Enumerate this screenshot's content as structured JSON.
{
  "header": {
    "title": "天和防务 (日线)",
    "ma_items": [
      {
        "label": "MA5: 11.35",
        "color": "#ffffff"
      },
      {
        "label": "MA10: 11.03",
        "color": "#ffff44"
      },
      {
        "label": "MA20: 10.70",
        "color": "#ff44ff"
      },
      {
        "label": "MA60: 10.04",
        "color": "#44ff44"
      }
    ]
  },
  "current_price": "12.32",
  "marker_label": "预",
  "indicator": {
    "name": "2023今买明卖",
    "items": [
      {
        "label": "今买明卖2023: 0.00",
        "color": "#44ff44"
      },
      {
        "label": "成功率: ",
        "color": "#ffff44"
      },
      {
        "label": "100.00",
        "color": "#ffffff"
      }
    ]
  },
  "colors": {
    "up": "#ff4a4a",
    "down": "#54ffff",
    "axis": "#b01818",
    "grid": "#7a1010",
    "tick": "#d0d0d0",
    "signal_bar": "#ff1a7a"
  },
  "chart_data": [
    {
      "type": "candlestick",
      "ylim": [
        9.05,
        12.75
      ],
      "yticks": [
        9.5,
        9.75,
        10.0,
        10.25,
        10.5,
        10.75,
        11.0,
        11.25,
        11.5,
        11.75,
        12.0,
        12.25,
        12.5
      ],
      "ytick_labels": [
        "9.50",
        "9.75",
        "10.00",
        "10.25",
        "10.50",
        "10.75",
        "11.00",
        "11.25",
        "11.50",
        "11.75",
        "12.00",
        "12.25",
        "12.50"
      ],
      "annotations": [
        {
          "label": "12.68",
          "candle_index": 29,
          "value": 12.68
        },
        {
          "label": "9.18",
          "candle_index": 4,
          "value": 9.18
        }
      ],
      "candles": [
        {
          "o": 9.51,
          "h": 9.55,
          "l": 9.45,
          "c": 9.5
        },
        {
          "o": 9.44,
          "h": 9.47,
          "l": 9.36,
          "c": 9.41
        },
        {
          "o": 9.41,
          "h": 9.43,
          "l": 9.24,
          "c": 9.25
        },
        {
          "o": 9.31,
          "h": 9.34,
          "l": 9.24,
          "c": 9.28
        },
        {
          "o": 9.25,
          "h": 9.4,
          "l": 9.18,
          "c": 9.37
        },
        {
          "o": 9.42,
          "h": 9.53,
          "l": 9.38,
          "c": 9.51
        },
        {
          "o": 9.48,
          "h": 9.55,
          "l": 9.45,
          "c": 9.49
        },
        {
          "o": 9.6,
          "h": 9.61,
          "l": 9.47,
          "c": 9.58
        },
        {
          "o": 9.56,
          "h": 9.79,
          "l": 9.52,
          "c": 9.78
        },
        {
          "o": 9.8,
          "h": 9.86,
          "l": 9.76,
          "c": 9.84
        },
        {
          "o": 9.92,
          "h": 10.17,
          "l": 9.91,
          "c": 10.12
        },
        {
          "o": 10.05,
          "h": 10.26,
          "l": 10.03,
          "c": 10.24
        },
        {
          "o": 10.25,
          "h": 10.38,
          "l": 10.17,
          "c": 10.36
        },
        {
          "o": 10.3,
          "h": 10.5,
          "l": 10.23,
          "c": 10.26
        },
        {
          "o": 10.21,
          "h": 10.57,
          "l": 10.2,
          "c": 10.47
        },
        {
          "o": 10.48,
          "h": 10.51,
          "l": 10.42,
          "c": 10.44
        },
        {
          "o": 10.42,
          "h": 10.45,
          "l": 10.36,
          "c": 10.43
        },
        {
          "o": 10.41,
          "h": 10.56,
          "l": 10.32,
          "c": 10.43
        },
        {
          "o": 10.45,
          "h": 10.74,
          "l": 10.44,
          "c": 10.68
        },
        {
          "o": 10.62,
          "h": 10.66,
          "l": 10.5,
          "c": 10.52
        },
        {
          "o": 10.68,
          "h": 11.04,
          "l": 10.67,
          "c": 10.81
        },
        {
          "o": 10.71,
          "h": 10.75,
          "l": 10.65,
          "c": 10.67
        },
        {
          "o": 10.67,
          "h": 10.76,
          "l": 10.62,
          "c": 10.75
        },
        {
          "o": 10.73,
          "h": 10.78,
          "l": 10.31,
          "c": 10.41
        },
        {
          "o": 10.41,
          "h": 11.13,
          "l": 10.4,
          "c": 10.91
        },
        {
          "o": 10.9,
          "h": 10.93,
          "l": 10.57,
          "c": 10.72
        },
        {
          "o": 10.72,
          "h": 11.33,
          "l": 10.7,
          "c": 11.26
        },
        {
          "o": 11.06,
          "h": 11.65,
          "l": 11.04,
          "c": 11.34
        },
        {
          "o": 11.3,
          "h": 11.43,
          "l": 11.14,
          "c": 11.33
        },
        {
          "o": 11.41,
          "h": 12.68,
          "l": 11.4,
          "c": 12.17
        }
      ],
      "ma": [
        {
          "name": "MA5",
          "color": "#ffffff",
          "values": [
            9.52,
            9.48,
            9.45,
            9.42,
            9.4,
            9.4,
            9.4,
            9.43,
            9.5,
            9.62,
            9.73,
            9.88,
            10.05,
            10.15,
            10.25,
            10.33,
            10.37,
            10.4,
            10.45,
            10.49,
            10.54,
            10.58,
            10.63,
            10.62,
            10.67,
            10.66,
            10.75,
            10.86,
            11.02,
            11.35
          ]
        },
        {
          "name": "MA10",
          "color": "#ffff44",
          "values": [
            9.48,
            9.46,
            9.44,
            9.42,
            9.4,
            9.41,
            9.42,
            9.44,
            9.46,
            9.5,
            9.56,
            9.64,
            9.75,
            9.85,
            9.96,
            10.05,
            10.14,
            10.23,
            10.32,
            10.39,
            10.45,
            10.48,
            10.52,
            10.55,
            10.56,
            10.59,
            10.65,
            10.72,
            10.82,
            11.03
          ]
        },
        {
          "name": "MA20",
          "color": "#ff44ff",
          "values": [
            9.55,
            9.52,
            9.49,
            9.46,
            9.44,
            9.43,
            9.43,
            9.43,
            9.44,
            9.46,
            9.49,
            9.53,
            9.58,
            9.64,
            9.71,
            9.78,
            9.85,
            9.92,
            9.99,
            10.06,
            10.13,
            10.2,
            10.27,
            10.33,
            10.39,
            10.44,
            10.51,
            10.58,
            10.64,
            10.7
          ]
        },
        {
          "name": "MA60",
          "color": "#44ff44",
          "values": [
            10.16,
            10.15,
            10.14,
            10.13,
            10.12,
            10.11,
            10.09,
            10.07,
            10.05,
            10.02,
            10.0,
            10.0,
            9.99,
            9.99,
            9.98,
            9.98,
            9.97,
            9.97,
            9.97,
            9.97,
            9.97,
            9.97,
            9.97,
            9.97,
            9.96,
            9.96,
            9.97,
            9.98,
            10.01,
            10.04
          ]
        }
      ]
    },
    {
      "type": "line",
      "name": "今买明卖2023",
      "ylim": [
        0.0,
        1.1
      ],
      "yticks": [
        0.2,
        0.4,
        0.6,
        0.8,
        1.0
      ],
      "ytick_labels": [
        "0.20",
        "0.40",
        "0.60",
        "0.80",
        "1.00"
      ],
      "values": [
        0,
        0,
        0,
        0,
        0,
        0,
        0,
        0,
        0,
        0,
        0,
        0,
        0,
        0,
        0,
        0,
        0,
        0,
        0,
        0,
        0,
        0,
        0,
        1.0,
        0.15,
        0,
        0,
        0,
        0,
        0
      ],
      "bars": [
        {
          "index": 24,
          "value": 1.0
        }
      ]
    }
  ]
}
--------
WHAT IS NEEDED – Quote every entry exactly.

FINISHED TASK –
Enumerate this screenshot's content as structured JSON.
{
  "header": {
    "title": "天和防务 (日线)",
    "ma_items": [
      {
        "label": "MA5: 11.35",
        "color": "#ffffff"
      },
      {
        "label": "MA10: 11.03",
        "color": "#ffff44"
      },
      {
        "label": "MA20: 10.70",
        "color": "#ff44ff"
      },
      {
        "label": "MA60: 10.04",
        "color": "#44ff44"
      }
    ]
  },
  "current_price": "12.32",
  "marker_label": "预",
  "indicator": {
    "name": "2023今买明卖",
    "items": [
      {
        "label": "今买明卖2023: 0.00",
        "color": "#44ff44"
      },
      {
        "label": "成功率: ",
        "color": "#ffff44"
      },
      {
        "label": "100.00",
        "color": "#ffffff"
      }
    ]
  },
  "colors": {
    "up": "#ff4a4a",
    "down": "#54ffff",
    "axis": "#b01818",
    "grid": "#7a1010",
    "tick": "#d0d0d0",
    "signal_bar": "#ff1a7a"
  },
  "chart_data": [
    {
      "type": "candlestick",
      "ylim": [
        9.05,
        12.75
      ],
      "yticks": [
        9.5,
        9.75,
        10.0,
        10.25,
        10.5,
        10.75,
        11.0,
        11.25,
        11.5,
        11.75,
        12.0,
        12.25,
        12.5
      ],
      "ytick_labels": [
        "9.50",
        "9.75",
        "10.00",
        "10.25",
        "10.50",
        "10.75",
        "11.00",
        "11.25",
        "11.50",
        "11.75",
        "12.00",
        "12.25",
        "12.50"
      ],
      "annotations": [
        {
          "label": "12.68",
          "candle_index": 29,
          "value": 12.68
        },
        {
          "label": "9.18",
          "candle_index": 4,
          "value": 9.18
        }
      ],
      "candles": [
        {
          "o": 9.51,
          "h": 9.55,
          "l": 9.45,
          "c": 9.5
        },
        {
          "o": 9.44,
          "h": 9.47,
          "l": 9.36,
          "c": 9.41
        },
        {
          "o": 9.41,
          "h": 9.43,
          "l": 9.24,
          "c": 9.25
        },
        {
          "o": 9.31,
          "h": 9.34,
          "l": 9.24,
          "c": 9.28
        },
        {
          "o": 9.25,
          "h": 9.4,
          "l": 9.18,
          "c": 9.37
        },
        {
          "o": 9.42,
          "h": 9.53,
          "l": 9.38,
          "c": 9.51
        },
        {
          "o": 9.48,
          "h": 9.55,
          "l": 9.45,
          "c": 9.49
        },
        {
          "o": 9.6,
          "h": 9.61,
          "l": 9.47,
          "c": 9.58
        },
        {
          "o": 9.56,
          "h": 9.79,
          "l": 9.52,
          "c": 9.78
        },
        {
          "o": 9.8,
          "h": 9.86,
          "l": 9.76,
          "c": 9.84
        },
        {
          "o": 9.92,
          "h": 10.17,
          "l": 9.91,
          "c": 10.12
        },
        {
          "o": 10.05,
          "h": 10.26,
          "l": 10.03,
          "c": 10.24
        },
        {
          "o": 10.25,
          "h": 10.38,
          "l": 10.17,
          "c": 10.36
        },
        {
          "o": 10.3,
          "h": 10.5,
          "l": 10.23,
          "c": 10.26
        },
        {
          "o": 10.21,
          "h": 10.57,
          "l": 10.2,
          "c": 10.47
        },
        {
          "o": 10.48,
          "h": 10.51,
          "l": 10.42,
          "c": 10.44
        },
        {
          "o": 10.42,
          "h": 10.45,
          "l": 10.36,
          "c": 10.43
        },
        {
          "o": 10.41,
          "h": 10.56,
          "l": 10.32,
          "c": 10.43
        },
        {
          "o": 10.45,
          "h": 10.74,
          "l": 10.44,
          "c": 10.68
        },
        {
          "o": 10.62,
          "h": 10.66,
          "l": 10.5,
          "c": 10.52
        },
        {
          "o": 10.68,
          "h": 11.04,
          "l": 10.67,
          "c": 10.81
        },
        {
          "o": 10.71,
          "h": 10.75,
          "l": 10.65,
          "c": 10.67
        },
        {
          "o": 10.67,
          "h": 10.76,
          "l": 10.62,
          "c": 10.75
        },
        {
          "o": 10.73,
          "h": 10.78,
          "l": 10.31,
          "c": 10.41
        },
        {
          "o": 10.41,
          "h": 11.13,
          "l": 10.4,
          "c": 10.91
        },
        {
          "o": 10.9,
          "h": 10.93,
          "l": 10.57,
          "c": 10.72
        },
        {
          "o": 10.72,
          "h": 11.33,
          "l": 10.7,
          "c": 11.26
        },
        {
          "o": 11.06,
          "h": 11.65,
          "l": 11.04,
          "c": 11.34
        },
        {
          "o": 11.3,
          "h": 11.43,
          "l": 11.14,
          "c": 11.33
        },
        {
          "o": 11.41,
          "h": 12.68,
          "l": 11.4,
          "c": 12.17
        }
      ],
      "ma": [
        {
          "name": "MA5",
          "color": "#ffffff",
          "values": [
            9.52,
            9.48,
            9.45,
            9.42,
            9.4,
            9.4,
            9.4,
            9.43,
            9.5,
            9.62,
            9.73,
            9.88,
            10.05,
            10.15,
            10.25,
            10.33,
            10.37,
            10.4,
            10.45,
            10.49,
            10.54,
            10.58,
            10.63,
            10.62,
            10.67,
            10.66,
            10.75,
            10.86,
            11.02,
            11.35
          ]
        },
        {
          "name": "MA10",
          "color": "#ffff44",
          "values": [
            9.48,
            9.46,
            9.44,
            9.42,
            9.4,
            9.41,
            9.42,
            9.44,
            9.46,
            9.5,
            9.56,
            9.64,
            9.75,
            9.85,
            9.96,
            10.05,
            10.14,
            10.23,
            10.32,
            10.39,
            10.45,
            10.48,
            10.52,
            10.55,
            10.56,
            10.59,
            10.65,
            10.72,
            10.82,
            11.03
          ]
        },
        {
          "name": "MA20",
          "color": "#ff44ff",
          "values": [
            9.55,
            9.52,
            9.49,
            9.46,
            9.44,
            9.43,
            9.43,
            9.43,
            9.44,
            9.46,
            9.49,
            9.53,
            9.58,
            9.64,
            9.71,
            9.78,
            9.85,
            9.92,
            9.99,
            10.06,
            10.13,
            10.2,
            10.27,
            10.33,
            10.39,
            10.44,
            10.51,
            10.58,
            10.64,
            10.7
          ]
        },
        {
          "name": "MA60",
          "color": "#44ff44",
          "values": [
            10.16,
            10.15,
            10.14,
            10.13,
            10.12,
            10.11,
            10.09,
            10.07,
            10.05,
            10.02,
            10.0,
            10.0,
            9.99,
            9.99,
            9.98,
            9.98,
            9.97,
            9.97,
            9.97,
            9.97,
            9.97,
            9.97,
            9.97,
            9.97,
            9.96,
            9.96,
            9.97,
            9.98,
            10.01,
            10.04
          ]
        }
      ]
    },
    {
      "type": "line",
      "name": "今买明卖2023",
      "ylim": [
        0.0,
        1.1
      ],
      "yticks": [
        0.2,
        0.4,
        0.6,
        0.8,
        1.0
      ],
      "ytick_labels": [
        "0.20",
        "0.40",
        "0.60",
        "0.80",
        "1.00"
      ],
      "values": [
        0,
        0,
        0,
        0,
        0,
        0,
        0,
        0,
        0,
        0,
        0,
        0,
        0,
        0,
        0,
        0,
        0,
        0,
        0,
        0,
        0,
        0,
        0,
        1.0,
        0.15,
        0,
        0,
        0,
        0,
        0
      ],
      "bars": [
        {
          "index": 24,
          "value": 1.0
        }
      ]
    }
  ]
}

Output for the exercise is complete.